> [DATA SHOWN]:
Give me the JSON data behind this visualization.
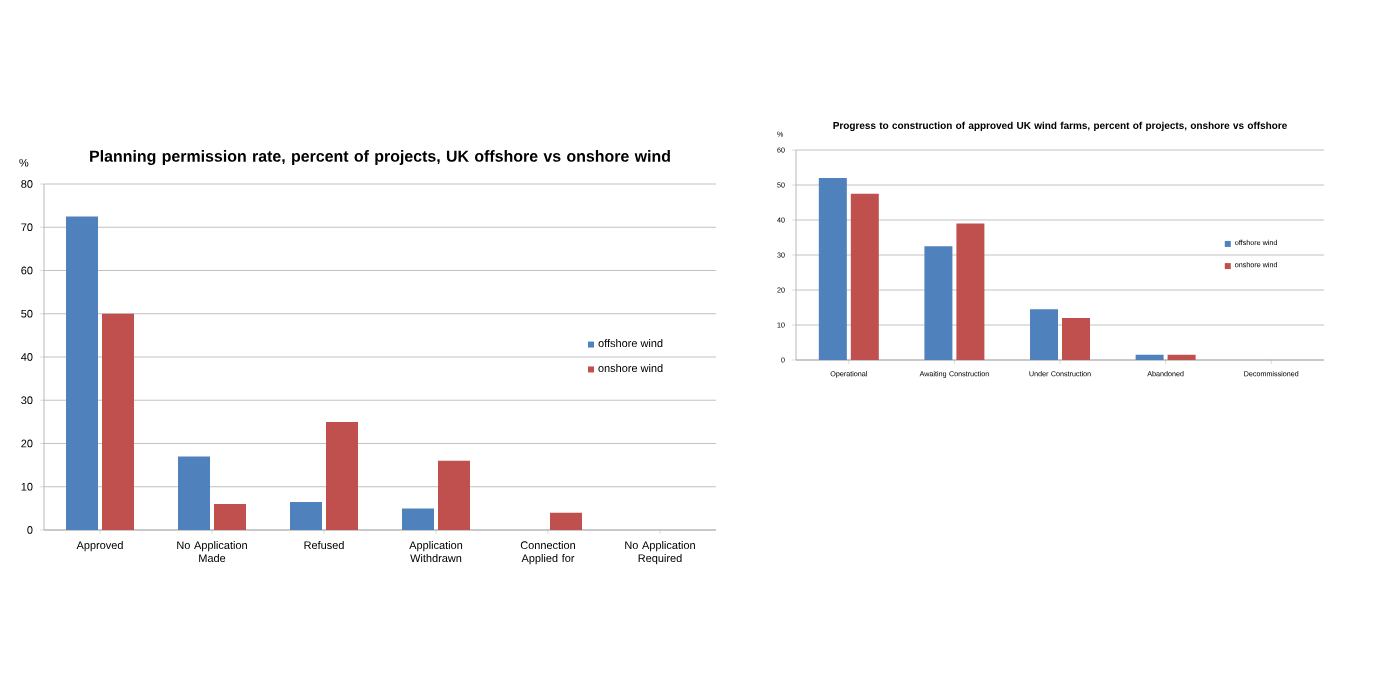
{
  "chart_data": [
    {
      "type": "bar",
      "title": "Planning permission rate, percent of projects, UK offshore vs onshore wind",
      "ylabel": "%",
      "categories": [
        "Approved",
        "No Application Made",
        "Refused",
        "Application Withdrawn",
        "Connection Applied for",
        "No Application Required"
      ],
      "series": [
        {
          "name": "offshore wind",
          "color": "#4f81bd",
          "values": [
            72.5,
            17,
            6.5,
            5,
            0,
            0
          ]
        },
        {
          "name": "onshore wind",
          "color": "#c0504d",
          "values": [
            50,
            6,
            25,
            16,
            4,
            0
          ]
        }
      ],
      "ylim": [
        0,
        80
      ],
      "yticks": [
        0,
        10,
        20,
        30,
        40,
        50,
        60,
        70,
        80
      ],
      "grid": "y",
      "legend": "right"
    },
    {
      "type": "bar",
      "title": "Progress to construction of approved UK wind farms, percent of projects, onshore vs offshore",
      "ylabel": "%",
      "categories": [
        "Operational",
        "Awaiting Construction",
        "Under Construction",
        "Abandoned",
        "Decommissioned"
      ],
      "series": [
        {
          "name": "offshore wind",
          "color": "#4f81bd",
          "values": [
            52,
            32.5,
            14.5,
            1.5,
            0
          ]
        },
        {
          "name": "onshore wind",
          "color": "#c0504d",
          "values": [
            47.5,
            39,
            12,
            1.5,
            0
          ]
        }
      ],
      "ylim": [
        0,
        60
      ],
      "yticks": [
        0,
        10,
        20,
        30,
        40,
        50,
        60
      ],
      "grid": "y",
      "legend": "right"
    }
  ]
}
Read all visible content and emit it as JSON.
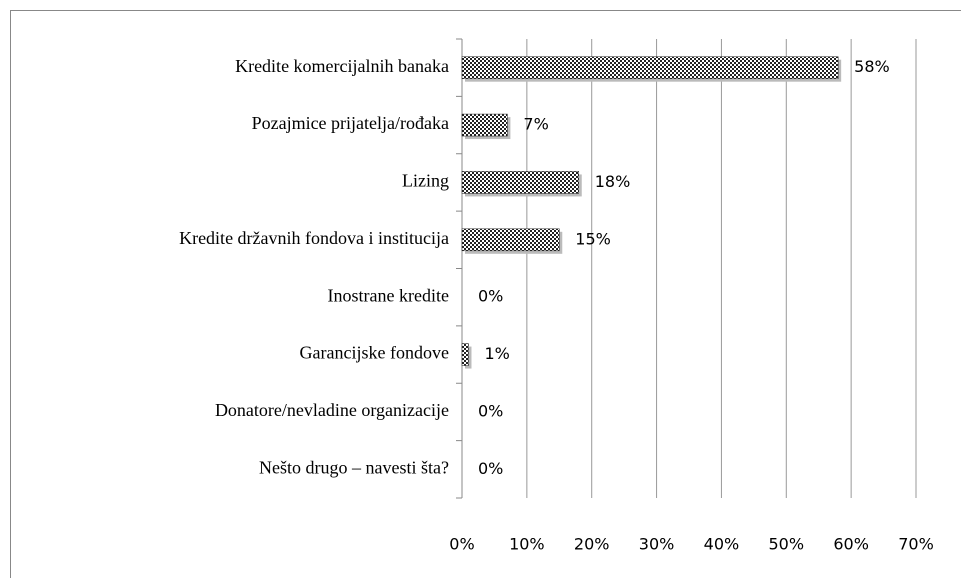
{
  "chart_data": {
    "type": "bar",
    "orientation": "horizontal",
    "categories": [
      "Kredite komercijalnih banaka",
      "Pozajmice prijatelja/rođaka",
      "Lizing",
      "Kredite državnih fondova i institucija",
      "Inostrane kredite",
      "Garancijske fondove",
      "Donatore/nevladine organizacije",
      "Nešto drugo – navesti šta?"
    ],
    "values": [
      58,
      7,
      18,
      15,
      0,
      1,
      0,
      0
    ],
    "value_labels": [
      "58%",
      "7%",
      "18%",
      "15%",
      "0%",
      "1%",
      "0%",
      "0%"
    ],
    "color": "#222222",
    "xlim": [
      0,
      70
    ],
    "xticks": [
      {
        "value": 0,
        "label": "0%"
      },
      {
        "value": 10,
        "label": "10%"
      },
      {
        "value": 20,
        "label": "20%"
      },
      {
        "value": 30,
        "label": "30%"
      },
      {
        "value": 40,
        "label": "40%"
      },
      {
        "value": 50,
        "label": "50%"
      },
      {
        "value": 60,
        "label": "60%"
      },
      {
        "value": 70,
        "label": "70%"
      }
    ],
    "grid": true
  }
}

> [WRITTEN REQUEST]: Using the records above, output their complete text exactly, minus any images.

> [ANSWER]:
Give me the JSON data behind this visualization.
{
  "chart_data": [
    {
      "type": "bar",
      "title": "Planning permission rate, percent of projects, UK offshore vs onshore wind",
      "ylabel": "%",
      "categories": [
        "Approved",
        "No Application Made",
        "Refused",
        "Application Withdrawn",
        "Connection Applied for",
        "No Application Required"
      ],
      "series": [
        {
          "name": "offshore wind",
          "color": "#4f81bd",
          "values": [
            72.5,
            17,
            6.5,
            5,
            0,
            0
          ]
        },
        {
          "name": "onshore wind",
          "color": "#c0504d",
          "values": [
            50,
            6,
            25,
            16,
            4,
            0
          ]
        }
      ],
      "ylim": [
        0,
        80
      ],
      "yticks": [
        0,
        10,
        20,
        30,
        40,
        50,
        60,
        70,
        80
      ],
      "grid": "y",
      "legend": "right"
    },
    {
      "type": "bar",
      "title": "Progress to construction of approved UK wind farms, percent of projects, onshore vs offshore",
      "ylabel": "%",
      "categories": [
        "Operational",
        "Awaiting Construction",
        "Under Construction",
        "Abandoned",
        "Decommissioned"
      ],
      "series": [
        {
          "name": "offshore wind",
          "color": "#4f81bd",
          "values": [
            52,
            32.5,
            14.5,
            1.5,
            0
          ]
        },
        {
          "name": "onshore wind",
          "color": "#c0504d",
          "values": [
            47.5,
            39,
            12,
            1.5,
            0
          ]
        }
      ],
      "ylim": [
        0,
        60
      ],
      "yticks": [
        0,
        10,
        20,
        30,
        40,
        50,
        60
      ],
      "grid": "y",
      "legend": "right"
    }
  ]
}
Read all visible content and emit it as JSON.
{
  "chart_data": {
    "type": "bar",
    "orientation": "horizontal",
    "categories": [
      "Kredite komercijalnih banaka",
      "Pozajmice prijatelja/rođaka",
      "Lizing",
      "Kredite državnih fondova i institucija",
      "Inostrane kredite",
      "Garancijske fondove",
      "Donatore/nevladine organizacije",
      "Nešto drugo – navesti šta?"
    ],
    "values": [
      58,
      7,
      18,
      15,
      0,
      1,
      0,
      0
    ],
    "value_labels": [
      "58%",
      "7%",
      "18%",
      "15%",
      "0%",
      "1%",
      "0%",
      "0%"
    ],
    "color": "#222222",
    "xlim": [
      0,
      70
    ],
    "xticks": [
      {
        "value": 0,
        "label": "0%"
      },
      {
        "value": 10,
        "label": "10%"
      },
      {
        "value": 20,
        "label": "20%"
      },
      {
        "value": 30,
        "label": "30%"
      },
      {
        "value": 40,
        "label": "40%"
      },
      {
        "value": 50,
        "label": "50%"
      },
      {
        "value": 60,
        "label": "60%"
      },
      {
        "value": 70,
        "label": "70%"
      }
    ],
    "grid": true
  }
}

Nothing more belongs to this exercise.